▶ _INSTRUCTION_
Work through the listing below and count the lines that hold "lang". Answer with the number alone.

▶ _RECORDS SUPPLIED_

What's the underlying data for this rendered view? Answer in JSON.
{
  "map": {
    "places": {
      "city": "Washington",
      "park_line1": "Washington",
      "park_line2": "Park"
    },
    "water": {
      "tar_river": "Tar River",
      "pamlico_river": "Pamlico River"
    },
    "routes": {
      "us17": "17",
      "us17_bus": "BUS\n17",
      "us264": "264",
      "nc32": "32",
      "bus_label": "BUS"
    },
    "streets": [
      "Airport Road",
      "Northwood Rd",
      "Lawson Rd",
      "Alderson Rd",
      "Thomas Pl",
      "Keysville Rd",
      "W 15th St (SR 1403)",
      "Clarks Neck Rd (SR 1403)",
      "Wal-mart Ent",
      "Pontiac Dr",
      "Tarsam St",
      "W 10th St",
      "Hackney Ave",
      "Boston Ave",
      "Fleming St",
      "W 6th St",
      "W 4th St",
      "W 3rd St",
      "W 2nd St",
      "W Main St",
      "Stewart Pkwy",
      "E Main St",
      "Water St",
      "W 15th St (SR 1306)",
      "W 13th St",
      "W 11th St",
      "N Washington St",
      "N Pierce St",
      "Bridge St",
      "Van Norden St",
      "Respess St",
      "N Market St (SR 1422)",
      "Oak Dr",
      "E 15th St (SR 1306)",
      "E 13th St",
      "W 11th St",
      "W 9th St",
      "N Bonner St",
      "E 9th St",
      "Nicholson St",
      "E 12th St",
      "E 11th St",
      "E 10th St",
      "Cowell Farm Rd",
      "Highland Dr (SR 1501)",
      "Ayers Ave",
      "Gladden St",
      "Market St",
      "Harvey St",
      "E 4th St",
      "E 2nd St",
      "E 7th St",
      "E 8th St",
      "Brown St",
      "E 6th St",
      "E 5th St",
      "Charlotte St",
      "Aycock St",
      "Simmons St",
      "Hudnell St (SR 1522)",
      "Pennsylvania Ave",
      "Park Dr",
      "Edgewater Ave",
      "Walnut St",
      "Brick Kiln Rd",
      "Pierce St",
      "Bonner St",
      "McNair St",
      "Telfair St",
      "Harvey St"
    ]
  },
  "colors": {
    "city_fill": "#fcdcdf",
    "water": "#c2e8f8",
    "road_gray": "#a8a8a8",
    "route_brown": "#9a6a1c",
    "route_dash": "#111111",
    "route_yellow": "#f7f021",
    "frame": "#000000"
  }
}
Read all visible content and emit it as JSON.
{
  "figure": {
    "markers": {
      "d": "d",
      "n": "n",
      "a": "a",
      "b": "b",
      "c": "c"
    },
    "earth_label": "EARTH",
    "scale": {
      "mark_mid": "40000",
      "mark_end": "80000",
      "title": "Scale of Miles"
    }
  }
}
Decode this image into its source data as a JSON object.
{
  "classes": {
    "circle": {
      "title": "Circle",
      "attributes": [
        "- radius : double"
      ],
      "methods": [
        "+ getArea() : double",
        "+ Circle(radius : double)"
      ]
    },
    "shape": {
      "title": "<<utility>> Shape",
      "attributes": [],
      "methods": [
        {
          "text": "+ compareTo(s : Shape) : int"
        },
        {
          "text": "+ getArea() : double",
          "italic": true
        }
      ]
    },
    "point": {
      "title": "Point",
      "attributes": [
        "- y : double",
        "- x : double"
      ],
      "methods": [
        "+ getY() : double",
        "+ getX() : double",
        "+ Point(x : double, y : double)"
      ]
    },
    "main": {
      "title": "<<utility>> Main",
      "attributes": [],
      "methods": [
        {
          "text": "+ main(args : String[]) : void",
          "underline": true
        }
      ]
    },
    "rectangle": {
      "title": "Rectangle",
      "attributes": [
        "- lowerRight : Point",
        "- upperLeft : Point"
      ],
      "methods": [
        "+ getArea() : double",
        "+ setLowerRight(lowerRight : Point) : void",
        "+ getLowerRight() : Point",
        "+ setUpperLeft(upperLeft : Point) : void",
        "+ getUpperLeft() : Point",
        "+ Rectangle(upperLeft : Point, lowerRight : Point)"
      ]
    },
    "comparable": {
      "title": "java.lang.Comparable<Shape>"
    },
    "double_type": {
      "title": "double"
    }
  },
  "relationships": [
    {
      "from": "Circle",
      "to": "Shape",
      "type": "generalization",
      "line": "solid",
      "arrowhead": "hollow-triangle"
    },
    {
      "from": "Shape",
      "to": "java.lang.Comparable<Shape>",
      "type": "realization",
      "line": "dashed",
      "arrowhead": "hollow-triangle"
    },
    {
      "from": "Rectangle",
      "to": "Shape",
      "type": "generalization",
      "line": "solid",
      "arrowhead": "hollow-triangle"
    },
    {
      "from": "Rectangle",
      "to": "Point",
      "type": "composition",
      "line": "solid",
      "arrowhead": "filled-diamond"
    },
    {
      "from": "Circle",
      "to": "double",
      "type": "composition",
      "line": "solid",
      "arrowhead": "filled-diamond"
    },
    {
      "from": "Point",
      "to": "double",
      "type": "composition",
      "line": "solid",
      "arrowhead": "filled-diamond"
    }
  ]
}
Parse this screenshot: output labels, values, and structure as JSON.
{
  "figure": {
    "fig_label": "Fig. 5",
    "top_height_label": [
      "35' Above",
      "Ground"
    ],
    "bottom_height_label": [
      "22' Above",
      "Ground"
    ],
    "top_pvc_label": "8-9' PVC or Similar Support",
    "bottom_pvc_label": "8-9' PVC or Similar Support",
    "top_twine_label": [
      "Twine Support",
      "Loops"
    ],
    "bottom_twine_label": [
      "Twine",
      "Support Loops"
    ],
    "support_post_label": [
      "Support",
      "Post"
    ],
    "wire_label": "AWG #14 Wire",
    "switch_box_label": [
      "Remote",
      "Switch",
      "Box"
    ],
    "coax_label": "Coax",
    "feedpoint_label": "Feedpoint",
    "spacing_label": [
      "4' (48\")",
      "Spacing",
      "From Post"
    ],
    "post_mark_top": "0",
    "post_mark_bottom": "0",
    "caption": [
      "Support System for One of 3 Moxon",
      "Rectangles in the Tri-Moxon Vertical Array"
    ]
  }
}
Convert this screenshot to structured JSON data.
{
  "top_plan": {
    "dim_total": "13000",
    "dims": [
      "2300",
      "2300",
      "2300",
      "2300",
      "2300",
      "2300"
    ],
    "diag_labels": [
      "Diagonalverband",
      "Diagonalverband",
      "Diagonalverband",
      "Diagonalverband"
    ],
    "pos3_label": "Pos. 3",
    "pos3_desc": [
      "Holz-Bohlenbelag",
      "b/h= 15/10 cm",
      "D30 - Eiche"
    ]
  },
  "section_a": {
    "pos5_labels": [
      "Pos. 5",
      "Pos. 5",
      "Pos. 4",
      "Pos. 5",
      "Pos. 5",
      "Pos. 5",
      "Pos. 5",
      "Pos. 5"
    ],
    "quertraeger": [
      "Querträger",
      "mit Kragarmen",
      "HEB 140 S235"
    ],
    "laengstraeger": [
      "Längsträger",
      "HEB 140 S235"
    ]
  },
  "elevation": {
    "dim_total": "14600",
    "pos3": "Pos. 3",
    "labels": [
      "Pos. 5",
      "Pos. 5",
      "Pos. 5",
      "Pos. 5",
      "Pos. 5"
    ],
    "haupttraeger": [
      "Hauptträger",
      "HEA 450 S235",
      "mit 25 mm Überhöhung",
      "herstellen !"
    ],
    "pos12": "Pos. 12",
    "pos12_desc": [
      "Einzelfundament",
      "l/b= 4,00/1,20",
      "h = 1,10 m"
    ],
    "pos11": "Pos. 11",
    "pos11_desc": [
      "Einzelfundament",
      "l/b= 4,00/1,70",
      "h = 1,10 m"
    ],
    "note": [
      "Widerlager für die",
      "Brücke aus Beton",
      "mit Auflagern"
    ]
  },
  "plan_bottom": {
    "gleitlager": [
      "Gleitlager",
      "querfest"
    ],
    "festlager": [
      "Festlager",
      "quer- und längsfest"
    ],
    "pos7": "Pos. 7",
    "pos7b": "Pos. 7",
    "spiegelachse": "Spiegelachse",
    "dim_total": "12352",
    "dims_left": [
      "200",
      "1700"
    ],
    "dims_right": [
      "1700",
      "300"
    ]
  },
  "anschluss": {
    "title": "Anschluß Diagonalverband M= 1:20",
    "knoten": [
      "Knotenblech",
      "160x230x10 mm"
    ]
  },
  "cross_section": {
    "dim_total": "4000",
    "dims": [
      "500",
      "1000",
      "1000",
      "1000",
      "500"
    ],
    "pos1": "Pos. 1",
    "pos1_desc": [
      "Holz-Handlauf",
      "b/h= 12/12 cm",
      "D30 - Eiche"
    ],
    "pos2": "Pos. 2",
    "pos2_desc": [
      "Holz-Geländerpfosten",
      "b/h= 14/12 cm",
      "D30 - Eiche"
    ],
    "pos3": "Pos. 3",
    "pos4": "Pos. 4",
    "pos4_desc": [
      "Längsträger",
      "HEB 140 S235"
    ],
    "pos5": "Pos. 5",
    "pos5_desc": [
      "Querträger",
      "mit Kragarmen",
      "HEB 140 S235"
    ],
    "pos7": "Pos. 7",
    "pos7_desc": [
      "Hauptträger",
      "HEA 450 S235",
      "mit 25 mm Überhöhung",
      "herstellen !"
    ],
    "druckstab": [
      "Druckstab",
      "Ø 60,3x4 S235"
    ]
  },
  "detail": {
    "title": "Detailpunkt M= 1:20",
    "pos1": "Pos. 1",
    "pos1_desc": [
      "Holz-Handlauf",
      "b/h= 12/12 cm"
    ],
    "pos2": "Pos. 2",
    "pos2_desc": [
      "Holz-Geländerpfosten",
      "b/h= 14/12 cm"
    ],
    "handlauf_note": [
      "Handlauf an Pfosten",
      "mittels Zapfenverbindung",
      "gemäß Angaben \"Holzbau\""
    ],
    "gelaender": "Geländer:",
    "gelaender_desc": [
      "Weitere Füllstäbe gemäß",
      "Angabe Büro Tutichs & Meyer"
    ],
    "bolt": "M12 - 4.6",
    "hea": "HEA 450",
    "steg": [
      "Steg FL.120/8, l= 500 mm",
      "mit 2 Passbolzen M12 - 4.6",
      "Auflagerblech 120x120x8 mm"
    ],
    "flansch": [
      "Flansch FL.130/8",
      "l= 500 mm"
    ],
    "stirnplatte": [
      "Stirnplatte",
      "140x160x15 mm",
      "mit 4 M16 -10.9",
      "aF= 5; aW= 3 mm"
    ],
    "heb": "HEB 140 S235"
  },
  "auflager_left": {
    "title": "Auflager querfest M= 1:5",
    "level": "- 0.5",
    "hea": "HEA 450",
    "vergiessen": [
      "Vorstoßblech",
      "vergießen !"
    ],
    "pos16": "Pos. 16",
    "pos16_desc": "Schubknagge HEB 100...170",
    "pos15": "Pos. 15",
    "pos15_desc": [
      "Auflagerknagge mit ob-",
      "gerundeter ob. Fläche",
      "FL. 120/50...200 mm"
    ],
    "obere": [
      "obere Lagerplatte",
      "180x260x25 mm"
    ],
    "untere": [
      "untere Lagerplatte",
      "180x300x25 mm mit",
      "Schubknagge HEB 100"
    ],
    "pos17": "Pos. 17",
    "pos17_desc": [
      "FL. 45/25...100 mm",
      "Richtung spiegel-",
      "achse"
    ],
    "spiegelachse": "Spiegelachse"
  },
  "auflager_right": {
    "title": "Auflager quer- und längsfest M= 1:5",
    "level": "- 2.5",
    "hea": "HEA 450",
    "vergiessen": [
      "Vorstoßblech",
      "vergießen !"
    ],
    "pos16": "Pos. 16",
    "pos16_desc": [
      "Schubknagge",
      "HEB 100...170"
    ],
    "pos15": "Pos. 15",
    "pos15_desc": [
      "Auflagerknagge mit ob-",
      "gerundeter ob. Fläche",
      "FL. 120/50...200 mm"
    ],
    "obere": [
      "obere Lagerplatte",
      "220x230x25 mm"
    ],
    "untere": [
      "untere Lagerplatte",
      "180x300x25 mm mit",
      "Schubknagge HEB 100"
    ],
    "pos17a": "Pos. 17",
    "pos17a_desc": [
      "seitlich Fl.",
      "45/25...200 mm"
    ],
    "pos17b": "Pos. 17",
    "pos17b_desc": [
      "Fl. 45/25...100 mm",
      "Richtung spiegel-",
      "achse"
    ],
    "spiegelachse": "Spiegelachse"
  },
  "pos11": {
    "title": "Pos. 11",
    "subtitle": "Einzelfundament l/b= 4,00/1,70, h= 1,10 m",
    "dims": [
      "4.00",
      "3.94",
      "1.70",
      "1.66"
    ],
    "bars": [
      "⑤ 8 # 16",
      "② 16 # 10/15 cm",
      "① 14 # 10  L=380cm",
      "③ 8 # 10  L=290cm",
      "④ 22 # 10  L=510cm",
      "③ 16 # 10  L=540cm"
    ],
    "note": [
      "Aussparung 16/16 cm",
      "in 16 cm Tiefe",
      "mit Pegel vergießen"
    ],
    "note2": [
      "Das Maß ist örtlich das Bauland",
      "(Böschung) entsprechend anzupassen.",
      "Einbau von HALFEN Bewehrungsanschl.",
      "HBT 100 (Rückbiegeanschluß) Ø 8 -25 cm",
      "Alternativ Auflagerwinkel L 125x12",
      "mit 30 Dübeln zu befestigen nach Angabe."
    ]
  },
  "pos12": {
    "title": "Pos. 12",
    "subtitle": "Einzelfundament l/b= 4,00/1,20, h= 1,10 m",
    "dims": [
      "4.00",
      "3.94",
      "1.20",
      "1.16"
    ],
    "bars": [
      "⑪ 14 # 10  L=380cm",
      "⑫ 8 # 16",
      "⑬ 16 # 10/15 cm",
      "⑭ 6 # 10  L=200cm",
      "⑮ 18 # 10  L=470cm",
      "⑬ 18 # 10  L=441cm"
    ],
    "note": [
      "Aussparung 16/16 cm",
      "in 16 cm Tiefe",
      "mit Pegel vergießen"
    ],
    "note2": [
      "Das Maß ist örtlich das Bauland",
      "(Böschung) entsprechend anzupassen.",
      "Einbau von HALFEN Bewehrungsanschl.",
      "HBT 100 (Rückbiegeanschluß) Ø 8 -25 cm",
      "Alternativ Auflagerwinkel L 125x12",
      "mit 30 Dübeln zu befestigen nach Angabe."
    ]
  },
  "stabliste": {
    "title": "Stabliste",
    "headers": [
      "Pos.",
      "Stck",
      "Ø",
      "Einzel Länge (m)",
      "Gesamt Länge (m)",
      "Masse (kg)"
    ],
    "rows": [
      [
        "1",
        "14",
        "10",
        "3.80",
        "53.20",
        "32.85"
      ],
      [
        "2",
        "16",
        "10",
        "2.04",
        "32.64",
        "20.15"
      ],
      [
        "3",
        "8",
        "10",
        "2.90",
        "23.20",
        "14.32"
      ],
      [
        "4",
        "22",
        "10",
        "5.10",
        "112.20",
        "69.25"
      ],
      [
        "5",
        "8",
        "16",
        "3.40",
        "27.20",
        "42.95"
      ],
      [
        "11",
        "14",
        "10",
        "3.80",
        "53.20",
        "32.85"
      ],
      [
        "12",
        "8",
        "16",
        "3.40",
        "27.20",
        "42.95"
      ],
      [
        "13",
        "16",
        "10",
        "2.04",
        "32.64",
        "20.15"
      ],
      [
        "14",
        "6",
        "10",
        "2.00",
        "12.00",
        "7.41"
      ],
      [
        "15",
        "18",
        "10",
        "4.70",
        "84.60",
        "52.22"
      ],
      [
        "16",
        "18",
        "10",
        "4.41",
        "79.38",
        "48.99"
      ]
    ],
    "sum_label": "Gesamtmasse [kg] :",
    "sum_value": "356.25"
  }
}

▶ _SOLUTION TO THE PROBLEM_
2